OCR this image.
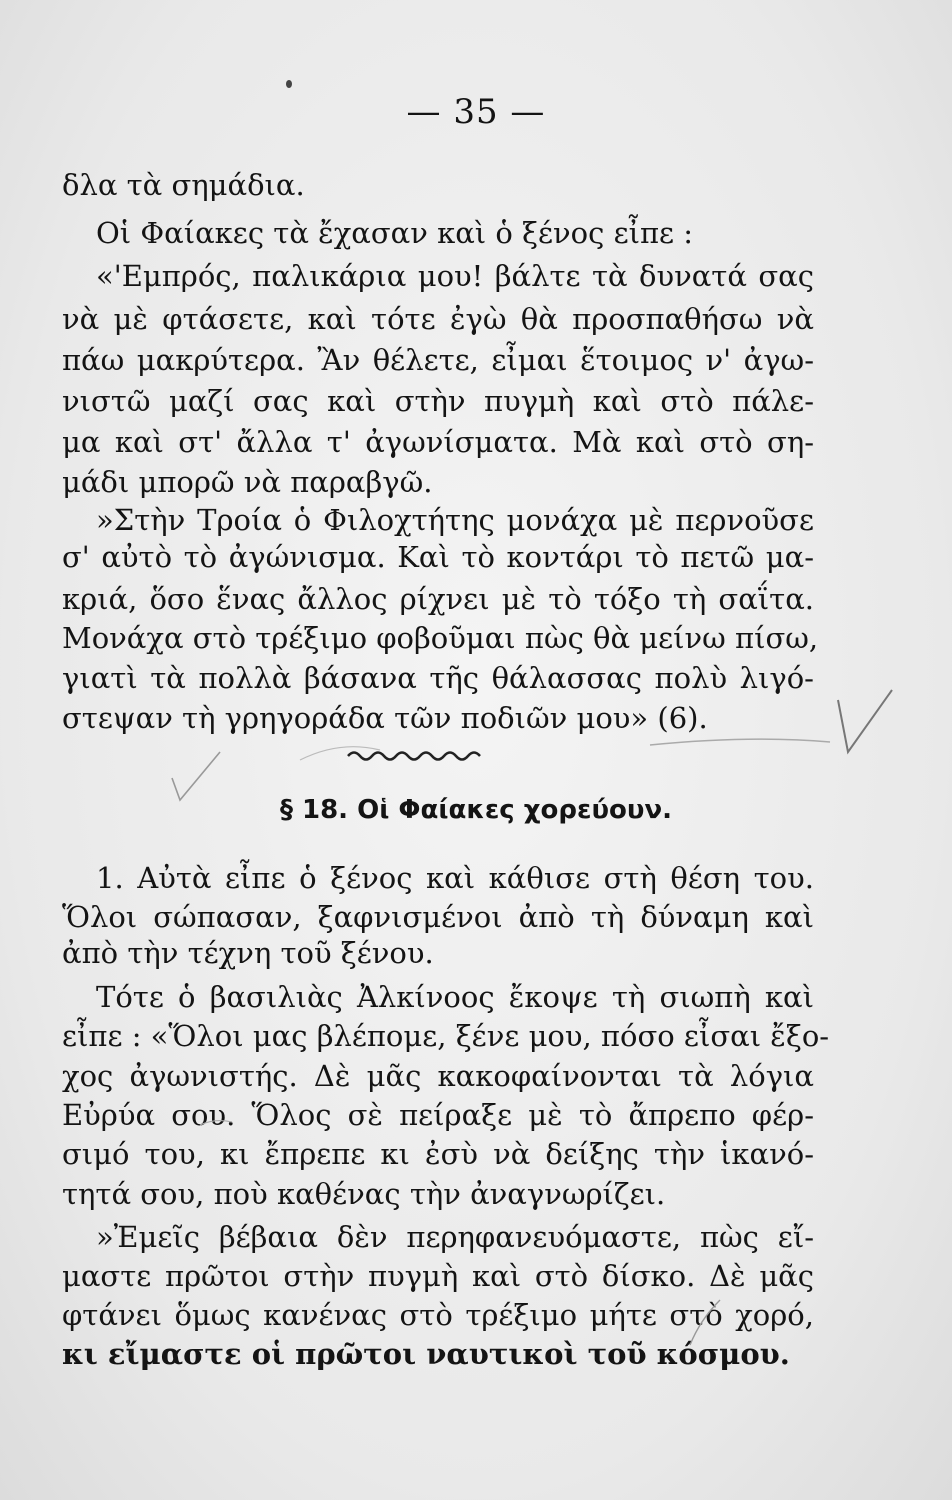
— 35 —
δλα τὰ σημάδια.
Οἱ Φαίακες τὰ ἔχασαν καὶ ὁ ξένος εἶπε :
«'Εμπρός, παλικάρια μου! βάλτε τὰ δυνατά σας
νὰ μὲ φτάσετε, καὶ τότε ἐγὼ θὰ προσπαθήσω νὰ
πάω μακρύτερα. Ἂν θέλετε, εἶμαι ἕτοιμος ν' ἀγω-
νιστῶ μαζί σας καὶ στὴν πυγμὴ καὶ στὸ πάλε-
μα καὶ στ' ἄλλα τ' ἀγωνίσματα. Μὰ καὶ στὸ ση-
μάδι μπορῶ νὰ παραβγῶ.
»Στὴν Τροία ὁ Φιλοχτήτης μονάχα μὲ περνοῦσε
σ' αὐτὸ τὸ ἀγώνισμα. Καὶ τὸ κοντάρι τὸ πετῶ μα-
κριά, ὅσο ἕνας ἄλλος ρίχνει μὲ τὸ τόξο τὴ σαΐτα.
Μονάχα στὸ τρέξιμο φοβοῦμαι πὼς θὰ μείνω πίσω,
γιατὶ τὰ πολλὰ βάσανα τῆς θάλασσας πολὺ λιγό-
στεψαν τὴ γρηγοράδα τῶν ποδιῶν μου» (6).
§ 18. Οἱ Φαίακες χορεύουν.
1. Αὐτὰ εἶπε ὁ ξένος καὶ κάθισε στὴ θέση του.
Ὅλοι σώπασαν, ξαφνισμένοι ἀπὸ τὴ δύναμη καὶ
ἀπὸ τὴν τέχνη τοῦ ξένου.
Τότε ὁ βασιλιὰς Ἀλκίνοος ἔκοψε τὴ σιωπὴ καὶ
εἶπε : «Ὅλοι μας βλέπομε, ξένε μου, πόσο εἶσαι ἔξο-
χος ἀγωνιστής. Δὲ μᾶς κακοφαίνονται τὰ λόγια
Εὐρύα σου. Ὅλος σὲ πείραξε μὲ τὸ ἄπρεπο φέρ-
σιμό του, κι ἔπρεπε κι ἐσὺ νὰ δείξης τὴν ἱκανό-
τητά σου, ποὺ καθένας τὴν ἀναγνωρίζει.
»Ἐμεῖς βέβαια δὲν περηφανευόμαστε, πὼς εἴ-
μαστε πρῶτοι στὴν πυγμὴ καὶ στὸ δίσκο. Δὲ μᾶς
φτάνει ὅμως κανένας στὸ τρέξιμο μήτε στὸ χορό,
κι εἴμαστε οἱ πρῶτοι ναυτικοὶ τοῦ κόσμου.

────────

**What the task asks**
Across the records, count the lines holding the string "πυγμὴ". Give the number and stop.

**Full output**
2